Identify the lines that contain the string "this", then copy each of them.

_RECORDS_:
— Start —

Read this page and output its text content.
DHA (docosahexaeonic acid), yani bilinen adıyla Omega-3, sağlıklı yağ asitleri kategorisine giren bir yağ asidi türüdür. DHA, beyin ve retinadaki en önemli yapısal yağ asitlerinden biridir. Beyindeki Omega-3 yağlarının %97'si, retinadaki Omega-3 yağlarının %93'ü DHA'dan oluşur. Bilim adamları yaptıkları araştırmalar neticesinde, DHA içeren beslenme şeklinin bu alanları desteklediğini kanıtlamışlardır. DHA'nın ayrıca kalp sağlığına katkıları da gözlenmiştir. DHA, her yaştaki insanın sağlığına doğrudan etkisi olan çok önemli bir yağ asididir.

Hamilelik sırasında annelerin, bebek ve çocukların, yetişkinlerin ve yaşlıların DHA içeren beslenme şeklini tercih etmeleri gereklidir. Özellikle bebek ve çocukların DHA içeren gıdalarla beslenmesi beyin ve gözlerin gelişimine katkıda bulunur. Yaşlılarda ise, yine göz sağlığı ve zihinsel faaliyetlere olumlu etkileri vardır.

— End —
— Start —

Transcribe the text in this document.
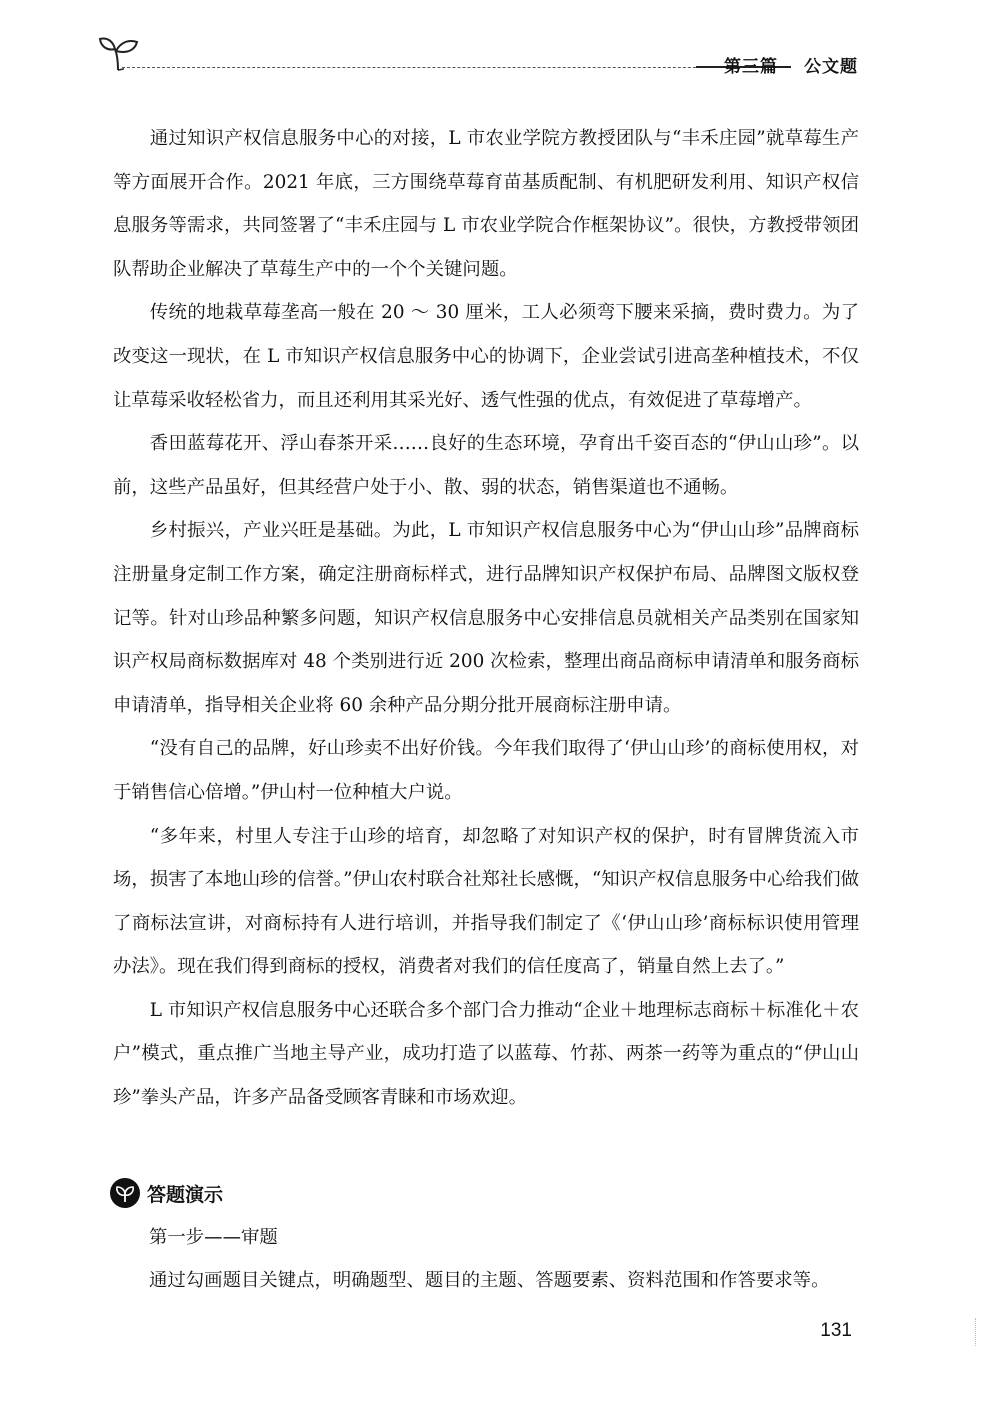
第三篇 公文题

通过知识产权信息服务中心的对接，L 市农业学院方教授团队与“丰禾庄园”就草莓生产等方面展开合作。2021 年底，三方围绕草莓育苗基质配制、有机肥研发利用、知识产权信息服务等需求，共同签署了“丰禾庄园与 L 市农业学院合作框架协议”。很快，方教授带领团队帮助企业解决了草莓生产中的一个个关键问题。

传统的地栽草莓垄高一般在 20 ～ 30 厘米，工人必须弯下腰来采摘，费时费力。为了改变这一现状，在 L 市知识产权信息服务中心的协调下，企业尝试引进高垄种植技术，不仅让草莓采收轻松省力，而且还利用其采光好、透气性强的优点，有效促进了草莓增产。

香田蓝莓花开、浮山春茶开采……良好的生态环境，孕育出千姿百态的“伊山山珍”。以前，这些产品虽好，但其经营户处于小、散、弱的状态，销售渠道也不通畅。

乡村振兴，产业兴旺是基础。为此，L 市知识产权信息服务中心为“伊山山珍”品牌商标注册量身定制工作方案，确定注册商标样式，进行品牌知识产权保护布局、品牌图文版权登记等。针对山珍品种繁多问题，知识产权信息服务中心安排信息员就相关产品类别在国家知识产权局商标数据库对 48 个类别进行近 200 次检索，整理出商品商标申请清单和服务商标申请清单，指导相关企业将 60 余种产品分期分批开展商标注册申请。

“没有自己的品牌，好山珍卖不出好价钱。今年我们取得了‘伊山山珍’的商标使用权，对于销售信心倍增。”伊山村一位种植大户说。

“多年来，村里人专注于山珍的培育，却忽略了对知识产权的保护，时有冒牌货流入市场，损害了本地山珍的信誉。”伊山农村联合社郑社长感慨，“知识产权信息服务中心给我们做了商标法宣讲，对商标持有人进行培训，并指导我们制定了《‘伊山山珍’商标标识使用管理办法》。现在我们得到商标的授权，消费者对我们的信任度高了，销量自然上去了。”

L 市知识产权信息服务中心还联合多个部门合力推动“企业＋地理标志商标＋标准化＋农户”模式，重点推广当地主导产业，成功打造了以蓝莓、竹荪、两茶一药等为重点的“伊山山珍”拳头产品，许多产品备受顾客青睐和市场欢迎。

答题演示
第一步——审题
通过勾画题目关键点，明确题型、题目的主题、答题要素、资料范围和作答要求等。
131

— End —

_OUTPUT OF THE TASK_:
Read this page and output its text content.
Transcribe the text in this document.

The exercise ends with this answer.